◆ **REQUIRED WORK**: Transcribe every line of the records verbatim.

◆ **DATA**:
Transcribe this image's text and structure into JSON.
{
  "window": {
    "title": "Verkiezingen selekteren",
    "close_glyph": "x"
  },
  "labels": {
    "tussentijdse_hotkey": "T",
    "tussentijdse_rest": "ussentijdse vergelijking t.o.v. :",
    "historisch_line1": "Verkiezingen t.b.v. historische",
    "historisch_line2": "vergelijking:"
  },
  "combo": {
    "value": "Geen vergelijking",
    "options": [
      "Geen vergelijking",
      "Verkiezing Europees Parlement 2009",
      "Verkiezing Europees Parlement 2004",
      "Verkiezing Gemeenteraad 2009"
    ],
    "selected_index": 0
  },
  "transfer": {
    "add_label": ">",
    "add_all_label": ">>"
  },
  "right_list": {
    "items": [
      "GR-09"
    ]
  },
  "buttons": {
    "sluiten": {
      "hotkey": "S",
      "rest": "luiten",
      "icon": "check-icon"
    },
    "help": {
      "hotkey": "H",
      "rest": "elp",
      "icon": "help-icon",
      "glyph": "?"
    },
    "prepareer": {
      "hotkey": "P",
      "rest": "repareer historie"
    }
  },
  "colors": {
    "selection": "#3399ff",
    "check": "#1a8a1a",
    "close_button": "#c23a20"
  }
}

◆ **RESULT OF THIS TASK**:
Transcribe this image's text and structure into JSON.
{
  "window": {
    "title": "Verkiezingen selekteren",
    "close_glyph": "x"
  },
  "labels": {
    "tussentijdse_hotkey": "T",
    "tussentijdse_rest": "ussentijdse vergelijking t.o.v. :",
    "historisch_line1": "Verkiezingen t.b.v. historische",
    "historisch_line2": "vergelijking:"
  },
  "combo": {
    "value": "Geen vergelijking",
    "options": [
      "Geen vergelijking",
      "Verkiezing Europees Parlement 2009",
      "Verkiezing Europees Parlement 2004",
      "Verkiezing Gemeenteraad 2009"
    ],
    "selected_index": 0
  },
  "transfer": {
    "add_label": ">",
    "add_all_label": ">>"
  },
  "right_list": {
    "items": [
      "GR-09"
    ]
  },
  "buttons": {
    "sluiten": {
      "hotkey": "S",
      "rest": "luiten",
      "icon": "check-icon"
    },
    "help": {
      "hotkey": "H",
      "rest": "elp",
      "icon": "help-icon",
      "glyph": "?"
    },
    "prepareer": {
      "hotkey": "P",
      "rest": "repareer historie"
    }
  },
  "colors": {
    "selection": "#3399ff",
    "check": "#1a8a1a",
    "close_button": "#c23a20"
  }
}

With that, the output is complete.